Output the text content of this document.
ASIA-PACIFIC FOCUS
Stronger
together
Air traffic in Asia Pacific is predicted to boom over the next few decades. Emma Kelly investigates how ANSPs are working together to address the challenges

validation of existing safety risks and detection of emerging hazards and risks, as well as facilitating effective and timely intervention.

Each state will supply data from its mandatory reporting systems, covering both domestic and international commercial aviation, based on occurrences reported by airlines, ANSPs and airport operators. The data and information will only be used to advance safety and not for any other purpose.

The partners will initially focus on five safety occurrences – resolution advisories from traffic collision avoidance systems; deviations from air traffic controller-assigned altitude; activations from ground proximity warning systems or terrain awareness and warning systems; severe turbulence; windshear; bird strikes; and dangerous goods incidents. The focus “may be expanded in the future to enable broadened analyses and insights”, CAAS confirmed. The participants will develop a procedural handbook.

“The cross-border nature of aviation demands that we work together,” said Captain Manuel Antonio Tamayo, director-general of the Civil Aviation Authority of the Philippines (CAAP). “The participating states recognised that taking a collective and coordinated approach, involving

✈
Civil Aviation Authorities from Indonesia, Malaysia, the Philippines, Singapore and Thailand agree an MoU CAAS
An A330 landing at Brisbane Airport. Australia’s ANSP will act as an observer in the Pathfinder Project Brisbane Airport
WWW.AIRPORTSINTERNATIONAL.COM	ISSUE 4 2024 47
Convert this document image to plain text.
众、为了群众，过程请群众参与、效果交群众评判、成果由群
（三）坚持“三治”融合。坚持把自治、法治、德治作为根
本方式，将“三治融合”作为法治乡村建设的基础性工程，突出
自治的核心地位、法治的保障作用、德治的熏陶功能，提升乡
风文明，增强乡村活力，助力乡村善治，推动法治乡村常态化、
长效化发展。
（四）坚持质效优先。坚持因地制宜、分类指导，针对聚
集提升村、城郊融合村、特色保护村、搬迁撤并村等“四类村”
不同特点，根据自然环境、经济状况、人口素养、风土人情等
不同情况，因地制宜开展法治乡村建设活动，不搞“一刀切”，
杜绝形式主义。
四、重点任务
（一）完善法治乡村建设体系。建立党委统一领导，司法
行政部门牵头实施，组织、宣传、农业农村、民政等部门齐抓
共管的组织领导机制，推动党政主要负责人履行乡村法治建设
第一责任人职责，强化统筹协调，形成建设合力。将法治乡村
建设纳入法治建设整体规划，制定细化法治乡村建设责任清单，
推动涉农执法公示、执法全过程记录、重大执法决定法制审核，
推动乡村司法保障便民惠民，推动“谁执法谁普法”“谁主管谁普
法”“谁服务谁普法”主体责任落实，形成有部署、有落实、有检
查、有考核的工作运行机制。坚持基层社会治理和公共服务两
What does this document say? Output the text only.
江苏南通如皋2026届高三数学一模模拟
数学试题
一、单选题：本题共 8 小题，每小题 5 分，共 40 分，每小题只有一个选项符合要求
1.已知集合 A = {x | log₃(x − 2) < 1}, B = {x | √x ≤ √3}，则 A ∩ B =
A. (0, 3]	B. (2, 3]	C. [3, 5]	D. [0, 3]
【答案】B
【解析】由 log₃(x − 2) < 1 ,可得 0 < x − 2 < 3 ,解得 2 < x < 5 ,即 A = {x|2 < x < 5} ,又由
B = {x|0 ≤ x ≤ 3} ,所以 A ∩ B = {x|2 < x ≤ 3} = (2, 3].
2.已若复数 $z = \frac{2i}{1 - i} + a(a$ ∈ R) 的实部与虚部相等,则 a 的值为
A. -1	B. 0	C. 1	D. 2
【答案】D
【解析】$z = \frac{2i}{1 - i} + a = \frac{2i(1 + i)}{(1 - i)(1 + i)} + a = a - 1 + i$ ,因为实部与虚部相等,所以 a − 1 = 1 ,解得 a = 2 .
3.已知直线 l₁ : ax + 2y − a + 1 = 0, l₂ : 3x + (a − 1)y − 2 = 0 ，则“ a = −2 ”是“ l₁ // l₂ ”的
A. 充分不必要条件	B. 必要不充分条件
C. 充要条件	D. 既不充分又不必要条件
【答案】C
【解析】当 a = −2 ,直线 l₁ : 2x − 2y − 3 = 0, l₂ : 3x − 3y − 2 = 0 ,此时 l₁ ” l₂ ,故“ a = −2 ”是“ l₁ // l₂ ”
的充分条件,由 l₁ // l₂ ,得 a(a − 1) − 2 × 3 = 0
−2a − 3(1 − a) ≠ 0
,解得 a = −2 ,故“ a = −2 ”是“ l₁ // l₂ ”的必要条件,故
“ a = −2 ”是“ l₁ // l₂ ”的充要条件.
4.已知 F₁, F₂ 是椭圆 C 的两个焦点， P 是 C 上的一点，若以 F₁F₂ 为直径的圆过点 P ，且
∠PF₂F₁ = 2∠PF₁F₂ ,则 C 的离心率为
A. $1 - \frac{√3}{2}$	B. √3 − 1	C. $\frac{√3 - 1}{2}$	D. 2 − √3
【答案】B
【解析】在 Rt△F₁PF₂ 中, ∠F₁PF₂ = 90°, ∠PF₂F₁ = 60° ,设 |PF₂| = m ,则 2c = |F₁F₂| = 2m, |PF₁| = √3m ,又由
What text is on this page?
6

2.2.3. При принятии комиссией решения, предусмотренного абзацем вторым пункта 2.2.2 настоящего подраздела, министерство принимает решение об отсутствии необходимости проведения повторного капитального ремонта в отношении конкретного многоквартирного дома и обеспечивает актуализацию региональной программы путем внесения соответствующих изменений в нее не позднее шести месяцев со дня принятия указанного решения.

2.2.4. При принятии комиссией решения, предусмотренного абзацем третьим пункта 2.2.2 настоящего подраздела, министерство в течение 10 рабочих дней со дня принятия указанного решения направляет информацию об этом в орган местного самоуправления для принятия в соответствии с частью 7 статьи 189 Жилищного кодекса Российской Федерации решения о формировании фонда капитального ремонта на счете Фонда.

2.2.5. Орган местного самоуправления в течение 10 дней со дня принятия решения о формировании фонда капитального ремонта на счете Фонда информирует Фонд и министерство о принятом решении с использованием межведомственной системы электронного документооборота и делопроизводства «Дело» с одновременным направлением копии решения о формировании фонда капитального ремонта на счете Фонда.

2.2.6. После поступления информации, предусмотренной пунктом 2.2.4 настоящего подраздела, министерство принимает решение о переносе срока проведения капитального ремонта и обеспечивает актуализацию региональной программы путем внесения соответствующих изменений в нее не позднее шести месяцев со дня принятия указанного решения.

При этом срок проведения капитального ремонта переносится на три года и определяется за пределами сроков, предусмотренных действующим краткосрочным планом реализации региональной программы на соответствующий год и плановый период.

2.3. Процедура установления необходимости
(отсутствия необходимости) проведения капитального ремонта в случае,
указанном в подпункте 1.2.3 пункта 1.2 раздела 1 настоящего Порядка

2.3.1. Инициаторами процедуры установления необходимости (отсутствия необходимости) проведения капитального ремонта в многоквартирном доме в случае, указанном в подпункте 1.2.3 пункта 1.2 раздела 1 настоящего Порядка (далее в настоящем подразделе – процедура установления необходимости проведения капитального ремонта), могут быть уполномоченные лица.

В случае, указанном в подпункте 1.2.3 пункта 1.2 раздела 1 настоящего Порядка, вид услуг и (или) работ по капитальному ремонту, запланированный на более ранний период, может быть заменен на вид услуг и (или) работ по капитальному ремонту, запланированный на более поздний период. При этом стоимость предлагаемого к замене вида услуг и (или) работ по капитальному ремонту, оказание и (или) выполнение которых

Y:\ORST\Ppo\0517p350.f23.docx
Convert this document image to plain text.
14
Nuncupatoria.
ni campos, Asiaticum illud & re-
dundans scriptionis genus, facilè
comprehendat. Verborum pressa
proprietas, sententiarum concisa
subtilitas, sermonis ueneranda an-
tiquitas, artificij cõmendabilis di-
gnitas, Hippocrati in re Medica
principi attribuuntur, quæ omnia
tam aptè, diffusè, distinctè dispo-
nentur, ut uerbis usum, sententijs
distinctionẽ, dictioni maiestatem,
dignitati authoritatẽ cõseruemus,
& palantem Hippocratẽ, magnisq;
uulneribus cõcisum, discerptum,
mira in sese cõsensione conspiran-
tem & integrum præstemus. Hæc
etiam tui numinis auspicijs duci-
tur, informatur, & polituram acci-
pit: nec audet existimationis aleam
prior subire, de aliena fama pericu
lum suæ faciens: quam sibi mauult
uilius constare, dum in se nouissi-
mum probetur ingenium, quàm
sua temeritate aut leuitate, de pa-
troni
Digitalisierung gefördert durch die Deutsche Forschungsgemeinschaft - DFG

-.-.-

_YOUR INSTRUCTIONS_
Note how many lines of the material contain the string "text". Then report that number by itself.

_COMPLETE RESPONSE_
5